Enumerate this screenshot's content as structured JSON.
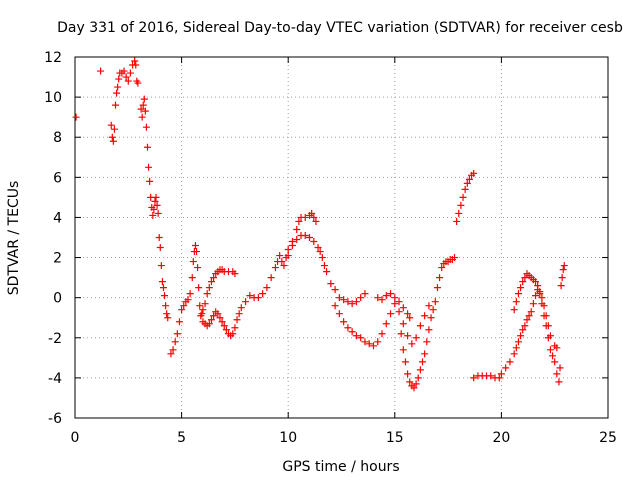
{
  "chart_data": {
    "type": "scatter",
    "title": "Day 331 of 2016, Sidereal Day-to-day VTEC variation (SDTVAR) for receiver cesb",
    "xlabel": "GPS time / hours",
    "ylabel": "SDTVAR / TECUs",
    "xlim": [
      0,
      25
    ],
    "ylim": [
      -6,
      12
    ],
    "xticks": [
      0,
      5,
      10,
      15,
      20,
      25
    ],
    "yticks": [
      -6,
      -4,
      -2,
      0,
      2,
      4,
      6,
      8,
      10,
      12
    ],
    "grid": true,
    "marker": "+",
    "color": "#ff0000",
    "series": [
      {
        "name": "SDTVAR",
        "points": [
          [
            0.05,
            9.0
          ],
          [
            1.2,
            11.3
          ],
          [
            1.7,
            8.6
          ],
          [
            1.75,
            8.0
          ],
          [
            1.8,
            7.8
          ],
          [
            1.85,
            8.4
          ],
          [
            1.9,
            9.6
          ],
          [
            1.95,
            10.2
          ],
          [
            2.0,
            10.5
          ],
          [
            2.05,
            10.9
          ],
          [
            2.1,
            11.2
          ],
          [
            2.2,
            11.2
          ],
          [
            2.3,
            11.3
          ],
          [
            2.4,
            11.0
          ],
          [
            2.5,
            10.8
          ],
          [
            2.6,
            11.2
          ],
          [
            2.7,
            11.6
          ],
          [
            2.8,
            11.8
          ],
          [
            2.85,
            11.6
          ],
          [
            2.9,
            10.8
          ],
          [
            2.95,
            10.7
          ],
          [
            3.1,
            9.4
          ],
          [
            3.15,
            9.0
          ],
          [
            3.2,
            9.6
          ],
          [
            3.25,
            9.9
          ],
          [
            3.3,
            9.3
          ],
          [
            3.35,
            8.5
          ],
          [
            3.4,
            7.5
          ],
          [
            3.45,
            6.5
          ],
          [
            3.5,
            5.8
          ],
          [
            3.55,
            5.0
          ],
          [
            3.6,
            4.5
          ],
          [
            3.65,
            4.1
          ],
          [
            3.7,
            4.4
          ],
          [
            3.75,
            4.8
          ],
          [
            3.8,
            5.0
          ],
          [
            3.85,
            4.6
          ],
          [
            3.9,
            4.2
          ],
          [
            3.95,
            3.0
          ],
          [
            4.0,
            2.5
          ],
          [
            4.05,
            1.6
          ],
          [
            4.1,
            0.8
          ],
          [
            4.15,
            0.5
          ],
          [
            4.2,
            0.1
          ],
          [
            4.25,
            -0.4
          ],
          [
            4.3,
            -0.8
          ],
          [
            4.35,
            -1.0
          ],
          [
            4.5,
            -2.8
          ],
          [
            4.6,
            -2.6
          ],
          [
            4.7,
            -2.2
          ],
          [
            4.8,
            -1.8
          ],
          [
            4.9,
            -1.2
          ],
          [
            5.0,
            -0.6
          ],
          [
            5.1,
            -0.4
          ],
          [
            5.2,
            -0.2
          ],
          [
            5.3,
            -0.1
          ],
          [
            5.4,
            0.2
          ],
          [
            5.5,
            1.0
          ],
          [
            5.55,
            1.8
          ],
          [
            5.6,
            2.3
          ],
          [
            5.65,
            2.6
          ],
          [
            5.7,
            2.3
          ],
          [
            5.75,
            1.5
          ],
          [
            5.8,
            0.5
          ],
          [
            5.85,
            -0.4
          ],
          [
            5.9,
            -0.9
          ],
          [
            5.95,
            -0.8
          ],
          [
            6.0,
            -0.6
          ],
          [
            6.1,
            -0.3
          ],
          [
            6.2,
            0.2
          ],
          [
            6.3,
            0.5
          ],
          [
            6.4,
            0.8
          ],
          [
            6.5,
            1.0
          ],
          [
            6.6,
            1.2
          ],
          [
            6.7,
            1.3
          ],
          [
            6.8,
            1.4
          ],
          [
            6.9,
            1.4
          ],
          [
            7.0,
            1.3
          ],
          [
            7.2,
            1.3
          ],
          [
            7.4,
            1.3
          ],
          [
            7.5,
            1.2
          ],
          [
            6.0,
            -1.2
          ],
          [
            6.1,
            -1.3
          ],
          [
            6.2,
            -1.4
          ],
          [
            6.3,
            -1.3
          ],
          [
            6.4,
            -1.1
          ],
          [
            6.5,
            -0.9
          ],
          [
            6.6,
            -0.7
          ],
          [
            6.7,
            -0.8
          ],
          [
            6.8,
            -1.0
          ],
          [
            6.9,
            -1.2
          ],
          [
            7.0,
            -1.4
          ],
          [
            7.1,
            -1.6
          ],
          [
            7.2,
            -1.8
          ],
          [
            7.3,
            -1.9
          ],
          [
            7.4,
            -1.8
          ],
          [
            7.5,
            -1.5
          ],
          [
            7.6,
            -1.1
          ],
          [
            7.7,
            -0.8
          ],
          [
            7.8,
            -0.5
          ],
          [
            8.0,
            -0.2
          ],
          [
            8.2,
            0.1
          ],
          [
            8.4,
            0.0
          ],
          [
            8.6,
            0.0
          ],
          [
            8.8,
            0.2
          ],
          [
            9.0,
            0.5
          ],
          [
            9.2,
            1.0
          ],
          [
            9.4,
            1.5
          ],
          [
            9.5,
            1.8
          ],
          [
            9.6,
            2.1
          ],
          [
            9.7,
            1.8
          ],
          [
            9.8,
            1.6
          ],
          [
            9.9,
            2.0
          ],
          [
            10.0,
            2.4
          ],
          [
            10.2,
            2.6
          ],
          [
            10.4,
            2.9
          ],
          [
            10.6,
            3.1
          ],
          [
            10.8,
            3.1
          ],
          [
            11.0,
            3.0
          ],
          [
            11.2,
            2.8
          ],
          [
            11.4,
            2.5
          ],
          [
            11.5,
            2.3
          ],
          [
            11.6,
            2.0
          ],
          [
            11.7,
            1.6
          ],
          [
            11.8,
            1.3
          ],
          [
            10.0,
            2.1
          ],
          [
            10.2,
            2.8
          ],
          [
            10.4,
            3.4
          ],
          [
            10.5,
            3.8
          ],
          [
            10.6,
            4.0
          ],
          [
            10.8,
            4.0
          ],
          [
            11.0,
            4.1
          ],
          [
            11.1,
            4.2
          ],
          [
            11.2,
            4.0
          ],
          [
            11.3,
            3.8
          ],
          [
            12.0,
            0.7
          ],
          [
            12.2,
            0.4
          ],
          [
            12.4,
            0.0
          ],
          [
            12.6,
            -0.1
          ],
          [
            12.8,
            -0.2
          ],
          [
            13.0,
            -0.3
          ],
          [
            13.2,
            -0.2
          ],
          [
            13.4,
            0.0
          ],
          [
            13.6,
            0.2
          ],
          [
            12.2,
            -0.4
          ],
          [
            12.4,
            -0.8
          ],
          [
            12.6,
            -1.2
          ],
          [
            12.8,
            -1.5
          ],
          [
            13.0,
            -1.7
          ],
          [
            13.2,
            -1.9
          ],
          [
            13.4,
            -2.0
          ],
          [
            13.6,
            -2.2
          ],
          [
            13.8,
            -2.3
          ],
          [
            14.0,
            -2.4
          ],
          [
            14.2,
            -2.2
          ],
          [
            14.4,
            -1.8
          ],
          [
            14.6,
            -1.3
          ],
          [
            14.8,
            -0.8
          ],
          [
            15.0,
            -0.3
          ],
          [
            15.2,
            -0.7
          ],
          [
            15.4,
            -1.3
          ],
          [
            15.6,
            -1.9
          ],
          [
            15.8,
            -2.3
          ],
          [
            16.0,
            -2.0
          ],
          [
            16.2,
            -1.4
          ],
          [
            16.4,
            -0.9
          ],
          [
            16.6,
            -0.4
          ],
          [
            14.2,
            0.0
          ],
          [
            14.4,
            -0.1
          ],
          [
            14.6,
            0.1
          ],
          [
            14.8,
            0.2
          ],
          [
            15.0,
            0.0
          ],
          [
            15.2,
            -0.2
          ],
          [
            15.4,
            -0.5
          ],
          [
            15.6,
            -0.8
          ],
          [
            15.7,
            -1.0
          ],
          [
            15.3,
            -1.8
          ],
          [
            15.4,
            -2.6
          ],
          [
            15.5,
            -3.2
          ],
          [
            15.6,
            -3.8
          ],
          [
            15.7,
            -4.2
          ],
          [
            15.8,
            -4.4
          ],
          [
            15.9,
            -4.5
          ],
          [
            16.0,
            -4.3
          ],
          [
            16.1,
            -4.0
          ],
          [
            16.2,
            -3.6
          ],
          [
            16.3,
            -3.2
          ],
          [
            16.4,
            -2.8
          ],
          [
            16.5,
            -2.2
          ],
          [
            16.6,
            -1.6
          ],
          [
            16.7,
            -1.0
          ],
          [
            16.8,
            -0.6
          ],
          [
            16.9,
            -0.2
          ],
          [
            17.0,
            0.5
          ],
          [
            17.1,
            1.0
          ],
          [
            17.2,
            1.5
          ],
          [
            17.3,
            1.7
          ],
          [
            17.4,
            1.8
          ],
          [
            17.5,
            1.8
          ],
          [
            17.6,
            1.9
          ],
          [
            17.7,
            1.9
          ],
          [
            17.8,
            2.0
          ],
          [
            17.9,
            3.8
          ],
          [
            18.0,
            4.2
          ],
          [
            18.1,
            4.6
          ],
          [
            18.2,
            5.0
          ],
          [
            18.3,
            5.4
          ],
          [
            18.4,
            5.7
          ],
          [
            18.5,
            5.9
          ],
          [
            18.6,
            6.1
          ],
          [
            18.7,
            6.2
          ],
          [
            18.7,
            -4.0
          ],
          [
            18.9,
            -3.9
          ],
          [
            19.1,
            -3.9
          ],
          [
            19.3,
            -3.9
          ],
          [
            19.5,
            -3.9
          ],
          [
            19.7,
            -4.0
          ],
          [
            19.9,
            -4.0
          ],
          [
            20.0,
            -3.8
          ],
          [
            20.2,
            -3.5
          ],
          [
            20.4,
            -3.2
          ],
          [
            20.6,
            -2.8
          ],
          [
            20.7,
            -2.5
          ],
          [
            20.8,
            -2.2
          ],
          [
            20.9,
            -1.9
          ],
          [
            21.0,
            -1.6
          ],
          [
            21.1,
            -1.4
          ],
          [
            21.2,
            -1.1
          ],
          [
            21.3,
            -0.9
          ],
          [
            21.4,
            -0.7
          ],
          [
            21.5,
            -0.3
          ],
          [
            21.6,
            0.1
          ],
          [
            21.7,
            0.4
          ],
          [
            21.8,
            0.2
          ],
          [
            21.9,
            -0.3
          ],
          [
            22.0,
            -0.9
          ],
          [
            22.1,
            -1.4
          ],
          [
            22.2,
            -2.0
          ],
          [
            22.3,
            -2.6
          ],
          [
            22.4,
            -2.9
          ],
          [
            22.5,
            -3.2
          ],
          [
            22.6,
            -3.8
          ],
          [
            22.7,
            -4.2
          ],
          [
            22.75,
            -3.5
          ],
          [
            20.6,
            -0.6
          ],
          [
            20.7,
            -0.2
          ],
          [
            20.8,
            0.2
          ],
          [
            20.9,
            0.5
          ],
          [
            21.0,
            0.8
          ],
          [
            21.1,
            1.0
          ],
          [
            21.2,
            1.2
          ],
          [
            21.3,
            1.1
          ],
          [
            21.4,
            1.0
          ],
          [
            21.5,
            0.9
          ],
          [
            21.6,
            0.8
          ],
          [
            21.7,
            0.6
          ],
          [
            21.8,
            0.3
          ],
          [
            21.9,
            0.0
          ],
          [
            22.0,
            -0.4
          ],
          [
            22.1,
            -0.9
          ],
          [
            22.2,
            -1.4
          ],
          [
            22.3,
            -1.9
          ],
          [
            22.5,
            -2.4
          ],
          [
            22.6,
            -2.5
          ],
          [
            22.8,
            0.6
          ],
          [
            22.85,
            1.0
          ],
          [
            22.9,
            1.4
          ],
          [
            22.95,
            1.6
          ]
        ]
      }
    ]
  }
}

···

### GOAL
List every line above that holds the word "SDTVAR".

### EXPECTED ANSWER
    "title": "Day 331 of 2016, Sidereal Day-to-day VTEC variation (SDTVAR) for receiver cesb",
    "ylabel": "SDTVAR / TECUs",
        "name": "SDTVAR",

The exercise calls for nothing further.